The first few positions and weights are as follows:Footnote 6

$$\begin{aligned} \qquad \phi _{2}&\approx 3.13&\lambda _{2}/\lambda _{1}&\approx 0.63\qquad \nonumber \\ \phi _{3}&\approx 5.41&\lambda _{3}/\lambda _{1}&\approx 0.54\nonumber \\ \phi _{4}&\approx 7.42&\lambda _{4}/\lambda _{1}&\approx 0.49\,. \end{aligned}$$
(18)

This implies that the second delta function is at mean \(\mu \approx 2.47\), skipping the first few integers x.

4.1 More Dimensions

Returning to the bulk scaling law, one obvious thing to wonder is whether this extends to more dimensions. The trivial example is to consider the same Gaussian model (8) in D-dimensional cube:

$$\begin{aligned} p(\mathbf {x}\vert \varvec{\theta })\propto e^{-(\mathbf {x}-\varvec{\sigma })^{2}/2},\quad \varvec{\theta }\in [0,L]^{D},\;\mathbf {x}\in {\mathbb {R}}^{D}. \end{aligned}$$
(19)

This simply factorizes into the same problem in each direction: (6) is the sum of D identical mutual information terms. Thus the optimal prior is simply

$$\begin{aligned} p_{\star }(\varvec{\theta })=\prod _{\mu =1}^{D}p_{\star }(\theta _{\mu })=\sum _{a_{1}\ldots a_{D}=1}^{K}\lambda _{a_{1}}\cdots \lambda _{a_{D}}\,\delta (\theta -\theta _{a_{1}})\cdots \delta (\theta -\theta _{a_{D}}) \end{aligned}$$

with the same coefficients as in (3) above. The total number of delta functions is \(K_{\mathrm {tot}}=K^{D}\) which scales as

$$\begin{aligned} K_{\mathrm {tot}}\sim L^{D/\zeta }=V^{1/\zeta },\qquad \zeta =3/4,\quad V\rightarrow \infty . \end{aligned}$$
(20)

_Provided data_
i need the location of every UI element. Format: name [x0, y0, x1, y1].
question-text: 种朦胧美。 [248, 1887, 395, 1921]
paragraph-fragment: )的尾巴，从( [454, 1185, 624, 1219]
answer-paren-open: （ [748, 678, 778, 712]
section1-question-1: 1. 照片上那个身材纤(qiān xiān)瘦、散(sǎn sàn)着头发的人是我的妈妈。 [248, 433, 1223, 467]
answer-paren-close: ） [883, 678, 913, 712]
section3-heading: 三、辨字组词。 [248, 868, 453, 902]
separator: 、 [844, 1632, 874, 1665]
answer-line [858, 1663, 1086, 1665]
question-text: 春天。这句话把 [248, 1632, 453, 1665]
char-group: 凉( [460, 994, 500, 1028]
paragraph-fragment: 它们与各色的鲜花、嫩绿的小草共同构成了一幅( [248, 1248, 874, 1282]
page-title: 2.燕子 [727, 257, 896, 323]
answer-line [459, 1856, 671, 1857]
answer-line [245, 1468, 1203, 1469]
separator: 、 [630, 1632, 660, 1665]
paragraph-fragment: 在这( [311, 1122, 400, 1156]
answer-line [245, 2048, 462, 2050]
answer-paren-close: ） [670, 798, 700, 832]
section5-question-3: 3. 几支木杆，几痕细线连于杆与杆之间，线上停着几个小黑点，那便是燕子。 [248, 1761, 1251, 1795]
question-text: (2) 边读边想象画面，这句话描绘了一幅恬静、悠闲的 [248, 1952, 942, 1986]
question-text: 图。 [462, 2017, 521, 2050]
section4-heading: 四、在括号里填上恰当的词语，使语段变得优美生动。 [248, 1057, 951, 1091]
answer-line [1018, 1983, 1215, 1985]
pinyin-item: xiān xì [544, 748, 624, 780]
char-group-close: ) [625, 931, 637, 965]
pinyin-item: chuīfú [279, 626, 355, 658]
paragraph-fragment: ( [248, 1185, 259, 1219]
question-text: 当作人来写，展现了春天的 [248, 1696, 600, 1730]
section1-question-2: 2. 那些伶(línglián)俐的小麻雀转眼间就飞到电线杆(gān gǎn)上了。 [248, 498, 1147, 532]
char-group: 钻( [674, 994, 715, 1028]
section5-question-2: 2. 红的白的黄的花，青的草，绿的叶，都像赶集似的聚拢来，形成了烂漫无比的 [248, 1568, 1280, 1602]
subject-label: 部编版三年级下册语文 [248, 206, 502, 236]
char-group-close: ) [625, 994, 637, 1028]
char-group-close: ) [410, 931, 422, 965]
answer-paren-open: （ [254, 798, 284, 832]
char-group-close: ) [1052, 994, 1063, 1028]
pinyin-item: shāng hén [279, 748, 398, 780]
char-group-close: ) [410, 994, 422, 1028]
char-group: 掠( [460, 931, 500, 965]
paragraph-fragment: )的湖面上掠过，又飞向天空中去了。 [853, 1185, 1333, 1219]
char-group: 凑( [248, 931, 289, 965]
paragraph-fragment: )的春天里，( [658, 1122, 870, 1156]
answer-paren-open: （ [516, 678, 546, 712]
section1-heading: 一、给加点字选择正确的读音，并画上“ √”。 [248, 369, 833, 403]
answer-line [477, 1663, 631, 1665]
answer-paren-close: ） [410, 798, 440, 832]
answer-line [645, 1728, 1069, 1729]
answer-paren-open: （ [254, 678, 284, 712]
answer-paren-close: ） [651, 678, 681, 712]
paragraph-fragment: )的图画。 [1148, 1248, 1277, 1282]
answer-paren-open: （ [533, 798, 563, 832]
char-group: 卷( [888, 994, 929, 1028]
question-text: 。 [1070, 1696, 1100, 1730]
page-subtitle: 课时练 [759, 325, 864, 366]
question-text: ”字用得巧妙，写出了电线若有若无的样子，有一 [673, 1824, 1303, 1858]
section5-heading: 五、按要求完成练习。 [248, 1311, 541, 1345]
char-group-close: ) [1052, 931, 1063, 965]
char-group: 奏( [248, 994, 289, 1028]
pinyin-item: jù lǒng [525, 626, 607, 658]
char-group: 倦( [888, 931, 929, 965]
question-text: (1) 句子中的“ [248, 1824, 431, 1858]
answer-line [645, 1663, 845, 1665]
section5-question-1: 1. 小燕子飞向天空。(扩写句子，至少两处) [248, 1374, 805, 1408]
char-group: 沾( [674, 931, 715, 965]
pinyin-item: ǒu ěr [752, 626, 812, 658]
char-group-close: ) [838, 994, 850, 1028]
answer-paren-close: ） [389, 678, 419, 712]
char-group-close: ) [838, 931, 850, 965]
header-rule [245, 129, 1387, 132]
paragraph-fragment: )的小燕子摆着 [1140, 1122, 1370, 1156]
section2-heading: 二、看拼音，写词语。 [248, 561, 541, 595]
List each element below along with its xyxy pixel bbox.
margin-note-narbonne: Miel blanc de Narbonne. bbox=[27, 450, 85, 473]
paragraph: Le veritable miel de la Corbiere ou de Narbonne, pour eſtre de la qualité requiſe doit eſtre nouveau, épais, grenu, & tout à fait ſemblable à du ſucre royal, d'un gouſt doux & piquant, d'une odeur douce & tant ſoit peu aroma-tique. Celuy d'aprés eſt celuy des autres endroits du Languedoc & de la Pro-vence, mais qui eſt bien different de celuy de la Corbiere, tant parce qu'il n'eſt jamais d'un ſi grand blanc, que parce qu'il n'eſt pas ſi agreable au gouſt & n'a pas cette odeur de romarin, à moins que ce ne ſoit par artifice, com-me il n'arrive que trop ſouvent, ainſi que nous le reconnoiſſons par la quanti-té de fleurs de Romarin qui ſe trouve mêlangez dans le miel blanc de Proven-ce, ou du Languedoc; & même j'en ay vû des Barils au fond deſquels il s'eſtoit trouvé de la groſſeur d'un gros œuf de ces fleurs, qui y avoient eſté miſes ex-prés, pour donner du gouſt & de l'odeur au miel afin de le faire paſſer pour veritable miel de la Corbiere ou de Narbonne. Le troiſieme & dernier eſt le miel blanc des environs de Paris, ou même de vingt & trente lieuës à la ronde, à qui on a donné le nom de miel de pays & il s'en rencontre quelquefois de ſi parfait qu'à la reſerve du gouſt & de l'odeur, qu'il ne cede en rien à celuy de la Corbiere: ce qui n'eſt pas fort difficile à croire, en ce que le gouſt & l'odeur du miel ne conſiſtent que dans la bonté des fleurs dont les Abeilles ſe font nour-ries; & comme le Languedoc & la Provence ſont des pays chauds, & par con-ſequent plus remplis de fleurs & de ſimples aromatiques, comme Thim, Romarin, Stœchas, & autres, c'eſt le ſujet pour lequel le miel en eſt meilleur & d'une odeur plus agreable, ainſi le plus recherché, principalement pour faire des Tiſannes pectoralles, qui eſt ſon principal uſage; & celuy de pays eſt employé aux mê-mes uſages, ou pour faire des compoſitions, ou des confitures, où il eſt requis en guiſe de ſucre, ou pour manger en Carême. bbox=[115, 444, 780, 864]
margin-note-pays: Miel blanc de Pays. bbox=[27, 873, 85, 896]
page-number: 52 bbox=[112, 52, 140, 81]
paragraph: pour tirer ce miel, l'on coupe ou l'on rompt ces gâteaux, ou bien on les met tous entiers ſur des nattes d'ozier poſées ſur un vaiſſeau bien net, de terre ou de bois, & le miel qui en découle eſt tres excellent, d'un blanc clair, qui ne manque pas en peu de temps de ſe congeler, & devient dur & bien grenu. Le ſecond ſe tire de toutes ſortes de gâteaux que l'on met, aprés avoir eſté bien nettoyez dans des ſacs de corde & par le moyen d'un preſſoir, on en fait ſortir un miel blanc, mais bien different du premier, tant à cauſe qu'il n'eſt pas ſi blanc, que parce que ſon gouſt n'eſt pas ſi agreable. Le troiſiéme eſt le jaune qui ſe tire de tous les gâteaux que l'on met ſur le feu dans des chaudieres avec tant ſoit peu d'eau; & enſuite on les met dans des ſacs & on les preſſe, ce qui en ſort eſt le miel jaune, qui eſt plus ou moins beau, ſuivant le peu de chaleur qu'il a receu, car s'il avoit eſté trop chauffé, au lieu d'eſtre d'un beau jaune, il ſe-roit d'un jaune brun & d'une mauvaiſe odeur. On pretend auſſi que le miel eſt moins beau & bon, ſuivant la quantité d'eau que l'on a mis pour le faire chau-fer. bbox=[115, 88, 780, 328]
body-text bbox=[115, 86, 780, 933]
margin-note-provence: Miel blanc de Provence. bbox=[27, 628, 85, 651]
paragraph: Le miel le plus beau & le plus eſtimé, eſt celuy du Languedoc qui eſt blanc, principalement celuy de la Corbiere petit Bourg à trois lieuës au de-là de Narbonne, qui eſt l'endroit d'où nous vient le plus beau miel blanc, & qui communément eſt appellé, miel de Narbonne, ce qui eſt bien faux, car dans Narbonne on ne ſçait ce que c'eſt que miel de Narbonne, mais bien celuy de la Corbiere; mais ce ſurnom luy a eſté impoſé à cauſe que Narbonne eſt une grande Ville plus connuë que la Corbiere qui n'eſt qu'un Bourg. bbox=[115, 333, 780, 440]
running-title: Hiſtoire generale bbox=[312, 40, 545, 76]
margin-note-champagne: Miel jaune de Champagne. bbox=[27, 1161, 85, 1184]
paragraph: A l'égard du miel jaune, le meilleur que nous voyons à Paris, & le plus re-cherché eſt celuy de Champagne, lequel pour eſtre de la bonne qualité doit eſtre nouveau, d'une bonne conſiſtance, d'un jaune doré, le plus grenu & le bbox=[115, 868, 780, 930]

_Tasks to carry out_
1. Answer these from the excerpt on delta-function priors:
(a) What approximate value does the text give for φ₃?
(b) At roughly what mean is the second delta function located?
(c) What value of ζ appears in the scaling law for the total number of delta functions?
2. According to the excerpt on delta-function priors, why is the optimal prior for the Gaussian model in a D-dimensional cube a product of one-dimensional priors?
The items are separate material from the excerpt above.

_Responses to the tasks_
1.
(a) About 5.41.
(b) About μ ≈ 2.47.
(c) ζ = 3/4.

2. The D-dimensional model factorizes into the same problem in each direction, so expression (6) becomes the sum of D identical mutual information terms. The optimal prior is therefore the product of the one-dimensional optimal priors, with the same coefficients as before.